• _Raw data_:
----------------
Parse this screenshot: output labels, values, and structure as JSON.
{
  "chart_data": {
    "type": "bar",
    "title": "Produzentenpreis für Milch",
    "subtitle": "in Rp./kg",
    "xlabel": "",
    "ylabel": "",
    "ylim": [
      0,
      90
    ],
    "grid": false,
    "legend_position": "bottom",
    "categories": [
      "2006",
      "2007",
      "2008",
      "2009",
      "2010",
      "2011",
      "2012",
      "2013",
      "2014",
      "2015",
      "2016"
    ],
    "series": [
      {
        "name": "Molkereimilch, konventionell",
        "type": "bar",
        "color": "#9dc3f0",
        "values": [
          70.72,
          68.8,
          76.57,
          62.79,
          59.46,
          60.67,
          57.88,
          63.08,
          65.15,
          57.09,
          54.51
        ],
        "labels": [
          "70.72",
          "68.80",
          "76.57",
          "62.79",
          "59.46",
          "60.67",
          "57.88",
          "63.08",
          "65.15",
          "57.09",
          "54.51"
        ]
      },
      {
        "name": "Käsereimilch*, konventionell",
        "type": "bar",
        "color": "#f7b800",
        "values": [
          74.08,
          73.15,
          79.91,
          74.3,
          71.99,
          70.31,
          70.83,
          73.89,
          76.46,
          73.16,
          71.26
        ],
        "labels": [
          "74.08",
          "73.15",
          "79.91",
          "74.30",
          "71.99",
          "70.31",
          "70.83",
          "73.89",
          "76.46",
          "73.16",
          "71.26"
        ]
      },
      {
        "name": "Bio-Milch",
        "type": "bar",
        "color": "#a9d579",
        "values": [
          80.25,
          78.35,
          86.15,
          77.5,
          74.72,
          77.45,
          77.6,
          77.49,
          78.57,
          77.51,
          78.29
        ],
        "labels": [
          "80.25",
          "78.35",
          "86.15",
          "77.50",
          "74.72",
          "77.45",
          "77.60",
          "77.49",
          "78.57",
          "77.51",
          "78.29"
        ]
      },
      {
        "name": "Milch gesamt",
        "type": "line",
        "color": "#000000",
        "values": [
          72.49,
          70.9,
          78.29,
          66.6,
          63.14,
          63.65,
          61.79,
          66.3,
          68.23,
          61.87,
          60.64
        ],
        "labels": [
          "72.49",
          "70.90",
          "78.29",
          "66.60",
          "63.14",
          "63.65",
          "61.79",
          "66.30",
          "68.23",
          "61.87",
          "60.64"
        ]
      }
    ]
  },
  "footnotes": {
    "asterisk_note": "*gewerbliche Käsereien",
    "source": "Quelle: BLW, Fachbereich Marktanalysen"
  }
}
----------------
• _Brief_: Return the listing above in its exact form.

• _Exercise output_:
Parse this screenshot: output labels, values, and structure as JSON.
{
  "chart_data": {
    "type": "bar",
    "title": "Produzentenpreis für Milch",
    "subtitle": "in Rp./kg",
    "xlabel": "",
    "ylabel": "",
    "ylim": [
      0,
      90
    ],
    "grid": false,
    "legend_position": "bottom",
    "categories": [
      "2006",
      "2007",
      "2008",
      "2009",
      "2010",
      "2011",
      "2012",
      "2013",
      "2014",
      "2015",
      "2016"
    ],
    "series": [
      {
        "name": "Molkereimilch, konventionell",
        "type": "bar",
        "color": "#9dc3f0",
        "values": [
          70.72,
          68.8,
          76.57,
          62.79,
          59.46,
          60.67,
          57.88,
          63.08,
          65.15,
          57.09,
          54.51
        ],
        "labels": [
          "70.72",
          "68.80",
          "76.57",
          "62.79",
          "59.46",
          "60.67",
          "57.88",
          "63.08",
          "65.15",
          "57.09",
          "54.51"
        ]
      },
      {
        "name": "Käsereimilch*, konventionell",
        "type": "bar",
        "color": "#f7b800",
        "values": [
          74.08,
          73.15,
          79.91,
          74.3,
          71.99,
          70.31,
          70.83,
          73.89,
          76.46,
          73.16,
          71.26
        ],
        "labels": [
          "74.08",
          "73.15",
          "79.91",
          "74.30",
          "71.99",
          "70.31",
          "70.83",
          "73.89",
          "76.46",
          "73.16",
          "71.26"
        ]
      },
      {
        "name": "Bio-Milch",
        "type": "bar",
        "color": "#a9d579",
        "values": [
          80.25,
          78.35,
          86.15,
          77.5,
          74.72,
          77.45,
          77.6,
          77.49,
          78.57,
          77.51,
          78.29
        ],
        "labels": [
          "80.25",
          "78.35",
          "86.15",
          "77.50",
          "74.72",
          "77.45",
          "77.60",
          "77.49",
          "78.57",
          "77.51",
          "78.29"
        ]
      },
      {
        "name": "Milch gesamt",
        "type": "line",
        "color": "#000000",
        "values": [
          72.49,
          70.9,
          78.29,
          66.6,
          63.14,
          63.65,
          61.79,
          66.3,
          68.23,
          61.87,
          60.64
        ],
        "labels": [
          "72.49",
          "70.90",
          "78.29",
          "66.60",
          "63.14",
          "63.65",
          "61.79",
          "66.30",
          "68.23",
          "61.87",
          "60.64"
        ]
      }
    ]
  },
  "footnotes": {
    "asterisk_note": "*gewerbliche Käsereien",
    "source": "Quelle: BLW, Fachbereich Marktanalysen"
  }
}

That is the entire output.